Reproduce the listing below without changes, except that pictures are left out.

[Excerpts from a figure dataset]

━━━━

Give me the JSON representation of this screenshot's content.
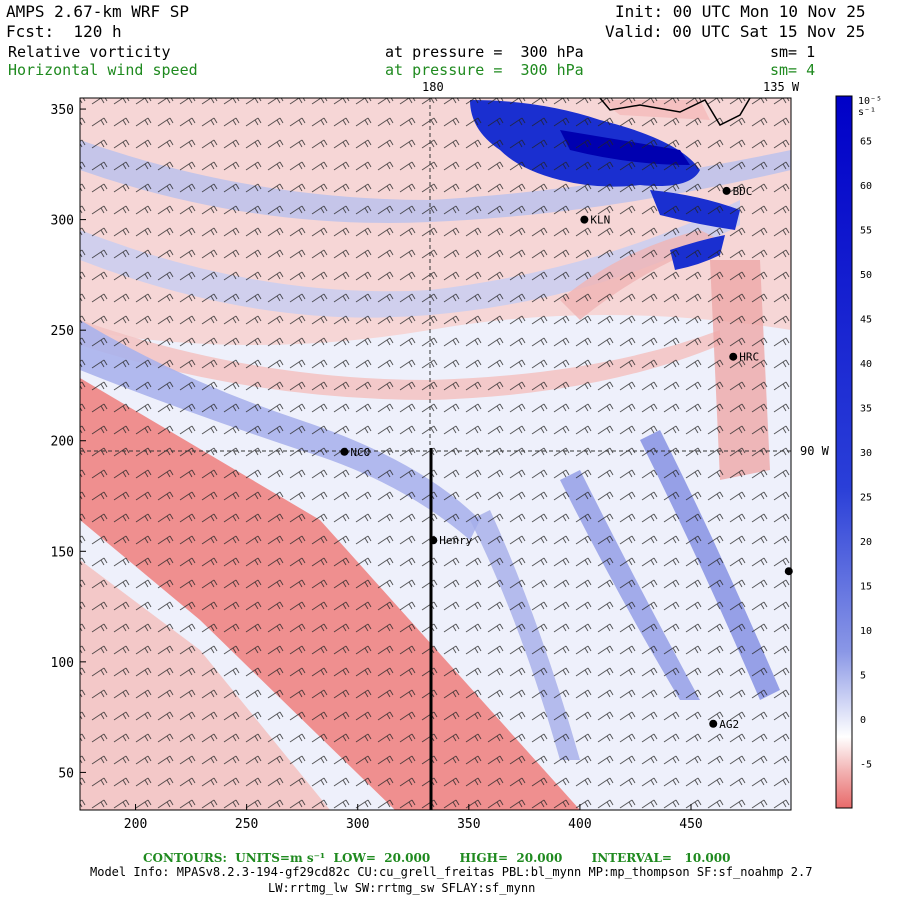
{
  "header": {
    "model": "AMPS 2.67-km WRF SP",
    "init": "Init: 00 UTC Mon 10 Nov 25",
    "fcst": "Fcst:  120 h",
    "valid": "Valid: 00 UTC Sat 15 Nov 25"
  },
  "fields": [
    {
      "name": "Relative vorticity",
      "level": "at pressure =  300 hPa",
      "sm": "sm= 1",
      "color": "#000000"
    },
    {
      "name": "Horizontal wind speed",
      "level": "at pressure =  300 hPa",
      "sm": "sm= 4",
      "color": "#1f8a1f"
    }
  ],
  "map": {
    "x_ticks": [
      "200",
      "250",
      "300",
      "350",
      "400",
      "450"
    ],
    "y_ticks": [
      "350",
      "300",
      "250",
      "200",
      "150",
      "100",
      "50"
    ],
    "x_range": [
      175,
      495
    ],
    "y_range": [
      33,
      355
    ],
    "meridian_label": "180",
    "meridian_135_label": "135 W",
    "parallel_label": "90 W",
    "stations": [
      {
        "name": "BDC",
        "x": 466,
        "y": 313
      },
      {
        "name": "KLN",
        "x": 402,
        "y": 300
      },
      {
        "name": "HRC",
        "x": 469,
        "y": 238
      },
      {
        "name": "NCO",
        "x": 294,
        "y": 195
      },
      {
        "name": "Henry",
        "x": 334,
        "y": 155
      },
      {
        "name": "AG2",
        "x": 460,
        "y": 72
      },
      {
        "name": "",
        "x": 494,
        "y": 141
      }
    ]
  },
  "colorbar": {
    "units": "10⁻⁵ s⁻¹",
    "labels": [
      "65",
      "60",
      "55",
      "50",
      "45",
      "40",
      "35",
      "30",
      "25",
      "20",
      "15",
      "10",
      "5",
      "0",
      "-5"
    ],
    "colors": {
      "positive": "#0000cc",
      "zero": "#ffffff",
      "negative": "#e86a6a"
    }
  },
  "footer": {
    "contours": "CONTOURS:  UNITS=m s⁻¹  LOW=  20.000       HIGH=  20.000       INTERVAL=   10.000",
    "model_info": "Model Info: MPASv8.2.3-194-gf29cd82c CU:cu_grell_freitas PBL:bl_mynn MP:mp_thompson SF:sf_noahmp 2.7",
    "model_info2": "LW:rrtmg_lw SW:rrtmg_sw SFLAY:sf_mynn"
  }
}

━━━━

Result of the task:
Give me the JSON representation of this screenshot's content.
{
  "header": {
    "model": "AMPS 2.67-km WRF SP",
    "init": "Init: 00 UTC Mon 10 Nov 25",
    "fcst": "Fcst:  120 h",
    "valid": "Valid: 00 UTC Sat 15 Nov 25"
  },
  "fields": [
    {
      "name": "Relative vorticity",
      "level": "at pressure =  300 hPa",
      "sm": "sm= 1",
      "color": "#000000"
    },
    {
      "name": "Horizontal wind speed",
      "level": "at pressure =  300 hPa",
      "sm": "sm= 4",
      "color": "#1f8a1f"
    }
  ],
  "map": {
    "x_ticks": [
      "200",
      "250",
      "300",
      "350",
      "400",
      "450"
    ],
    "y_ticks": [
      "350",
      "300",
      "250",
      "200",
      "150",
      "100",
      "50"
    ],
    "x_range": [
      175,
      495
    ],
    "y_range": [
      33,
      355
    ],
    "meridian_label": "180",
    "meridian_135_label": "135 W",
    "parallel_label": "90 W",
    "stations": [
      {
        "name": "BDC",
        "x": 466,
        "y": 313
      },
      {
        "name": "KLN",
        "x": 402,
        "y": 300
      },
      {
        "name": "HRC",
        "x": 469,
        "y": 238
      },
      {
        "name": "NCO",
        "x": 294,
        "y": 195
      },
      {
        "name": "Henry",
        "x": 334,
        "y": 155
      },
      {
        "name": "AG2",
        "x": 460,
        "y": 72
      },
      {
        "name": "",
        "x": 494,
        "y": 141
      }
    ]
  },
  "colorbar": {
    "units": "10⁻⁵ s⁻¹",
    "labels": [
      "65",
      "60",
      "55",
      "50",
      "45",
      "40",
      "35",
      "30",
      "25",
      "20",
      "15",
      "10",
      "5",
      "0",
      "-5"
    ],
    "colors": {
      "positive": "#0000cc",
      "zero": "#ffffff",
      "negative": "#e86a6a"
    }
  },
  "footer": {
    "contours": "CONTOURS:  UNITS=m s⁻¹  LOW=  20.000       HIGH=  20.000       INTERVAL=   10.000",
    "model_info": "Model Info: MPASv8.2.3-194-gf29cd82c CU:cu_grell_freitas PBL:bl_mynn MP:mp_thompson SF:sf_noahmp 2.7",
    "model_info2": "LW:rrtmg_lw SW:rrtmg_sw SFLAY:sf_mynn"
  }
}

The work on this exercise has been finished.